● **Page**
────
Meat and sustainable diets: why we recommend ‘less and better’
As more and more people are waking up to the benefits to their health and the planet of eating more plants and less meat and dairy, we’re sometimes asked about Eating Better’s message of eating ‘less and better’. How much less is good? What do we mean by better meat? Isn’t veganism and cutting out all animal products the best solution? Wouldn’t it be easier just to ask people to cut out beef and lamb and choose chicken? Conversely, shouldn’t we be encouraging people to choose pasture-fed beef and lamb over intensively produced chicken? In this article, we explain our messaging and answer these common questions.
Eating Better’s alliance organisations come from a diverse range of backgrounds – environmental groups, animal welfare charities, those concerned with health and nutrition, and with feeding the world ethically and fairly. What unites us is the recognition that what we eat and how it is produced is critical to tackling major global challenges including climate change and food security. We share an understanding that livestock production is by far the most significant factor, and that reducing our meat consumption (among high consuming countries and individuals) will have co-benefits beyond the environment; hence our name: Eating Better: for a fair, green healthy future.
Before the Eating Better alliance was launched, we spent a year engaging with a wide range of organisations, understanding the evidence, and working with a communications specialist to help us find common ground and a shared voice. We developed our core message – to eat less meat (of all types) and to choose better meat for the meat you do eat – as a way to talk about meat consumption that had the potential to engage the majority of people, and not just the few. We also sought to encourage a culture where we place greater value on the food we eat, the animals that provide it and the people who produce it.
────
● **Short exercise 1**
Copy the rows verbatim, starting at their first line and stopping after the line that contains "930, 80, 957]".

● **Material shown**
────
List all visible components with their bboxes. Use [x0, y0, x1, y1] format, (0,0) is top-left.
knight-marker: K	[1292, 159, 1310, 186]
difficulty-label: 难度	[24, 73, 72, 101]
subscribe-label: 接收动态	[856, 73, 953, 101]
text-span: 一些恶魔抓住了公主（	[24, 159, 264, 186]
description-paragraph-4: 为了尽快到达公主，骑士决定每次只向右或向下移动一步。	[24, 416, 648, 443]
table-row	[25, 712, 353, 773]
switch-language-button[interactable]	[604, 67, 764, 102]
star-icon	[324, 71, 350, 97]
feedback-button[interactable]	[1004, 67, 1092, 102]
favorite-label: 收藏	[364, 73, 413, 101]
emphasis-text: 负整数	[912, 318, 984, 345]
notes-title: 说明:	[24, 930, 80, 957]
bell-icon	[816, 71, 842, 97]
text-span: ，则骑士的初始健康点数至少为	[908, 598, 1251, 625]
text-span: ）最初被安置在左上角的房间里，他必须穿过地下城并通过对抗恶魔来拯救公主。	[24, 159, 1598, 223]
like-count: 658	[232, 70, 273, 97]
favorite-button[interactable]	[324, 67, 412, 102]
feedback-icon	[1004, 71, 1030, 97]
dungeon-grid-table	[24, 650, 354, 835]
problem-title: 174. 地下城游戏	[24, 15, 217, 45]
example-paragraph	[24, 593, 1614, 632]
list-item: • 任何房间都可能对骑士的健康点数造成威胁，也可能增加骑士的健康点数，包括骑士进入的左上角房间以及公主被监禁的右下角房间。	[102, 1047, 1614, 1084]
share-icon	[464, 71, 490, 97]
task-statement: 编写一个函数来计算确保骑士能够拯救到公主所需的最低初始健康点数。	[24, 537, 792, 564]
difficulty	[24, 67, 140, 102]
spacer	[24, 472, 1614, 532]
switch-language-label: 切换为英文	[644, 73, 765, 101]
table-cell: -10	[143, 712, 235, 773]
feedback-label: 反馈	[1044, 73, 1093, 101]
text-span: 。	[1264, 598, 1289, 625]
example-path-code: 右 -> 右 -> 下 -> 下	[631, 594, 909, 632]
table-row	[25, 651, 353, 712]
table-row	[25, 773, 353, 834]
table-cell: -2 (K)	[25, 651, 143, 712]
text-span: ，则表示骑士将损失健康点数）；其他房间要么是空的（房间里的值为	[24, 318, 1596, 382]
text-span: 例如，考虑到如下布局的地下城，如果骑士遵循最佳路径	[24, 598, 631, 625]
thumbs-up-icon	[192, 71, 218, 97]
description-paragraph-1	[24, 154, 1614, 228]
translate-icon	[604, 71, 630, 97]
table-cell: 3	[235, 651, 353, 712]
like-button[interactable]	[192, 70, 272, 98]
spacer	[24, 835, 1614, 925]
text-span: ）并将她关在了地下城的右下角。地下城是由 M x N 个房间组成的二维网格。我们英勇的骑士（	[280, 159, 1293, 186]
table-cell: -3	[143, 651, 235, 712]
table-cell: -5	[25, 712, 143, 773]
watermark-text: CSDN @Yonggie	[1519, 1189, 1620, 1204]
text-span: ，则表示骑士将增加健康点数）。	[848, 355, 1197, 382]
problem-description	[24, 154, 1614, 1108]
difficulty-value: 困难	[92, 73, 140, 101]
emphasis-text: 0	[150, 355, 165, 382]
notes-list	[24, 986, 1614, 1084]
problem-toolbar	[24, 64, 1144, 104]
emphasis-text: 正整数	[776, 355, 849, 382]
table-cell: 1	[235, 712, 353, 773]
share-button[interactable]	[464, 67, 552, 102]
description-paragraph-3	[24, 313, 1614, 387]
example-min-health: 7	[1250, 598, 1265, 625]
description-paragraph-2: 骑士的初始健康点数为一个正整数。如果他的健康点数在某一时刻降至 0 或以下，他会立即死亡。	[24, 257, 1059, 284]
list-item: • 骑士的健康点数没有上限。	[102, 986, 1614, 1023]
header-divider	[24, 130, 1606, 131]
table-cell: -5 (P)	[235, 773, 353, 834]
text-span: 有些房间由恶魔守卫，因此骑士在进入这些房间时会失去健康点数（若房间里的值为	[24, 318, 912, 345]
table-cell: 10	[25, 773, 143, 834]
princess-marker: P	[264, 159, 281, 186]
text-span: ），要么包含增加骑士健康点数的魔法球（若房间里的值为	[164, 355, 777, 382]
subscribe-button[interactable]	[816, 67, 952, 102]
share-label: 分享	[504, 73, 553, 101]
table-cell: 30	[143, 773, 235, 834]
────
● **Short exercise 2**
According to the article on meat and sustainable diets, how long did Eating Better spend engaging with organisations before the alliance was launched?

● **Correct answer 1**
List all visible components with their bboxes. Use [x0, y0, x1, y1] format, (0,0) is top-left.
knight-marker: K	[1292, 159, 1310, 186]
difficulty-label: 难度	[24, 73, 72, 101]
subscribe-label: 接收动态	[856, 73, 953, 101]
text-span: 一些恶魔抓住了公主（	[24, 159, 264, 186]
description-paragraph-4: 为了尽快到达公主，骑士决定每次只向右或向下移动一步。	[24, 416, 648, 443]
table-row	[25, 712, 353, 773]
switch-language-button[interactable]	[604, 67, 764, 102]
star-icon	[324, 71, 350, 97]
feedback-button[interactable]	[1004, 67, 1092, 102]
favorite-label: 收藏	[364, 73, 413, 101]
emphasis-text: 负整数	[912, 318, 984, 345]
notes-title: 说明:	[24, 930, 80, 957]

● **Correct answer 2**
A year.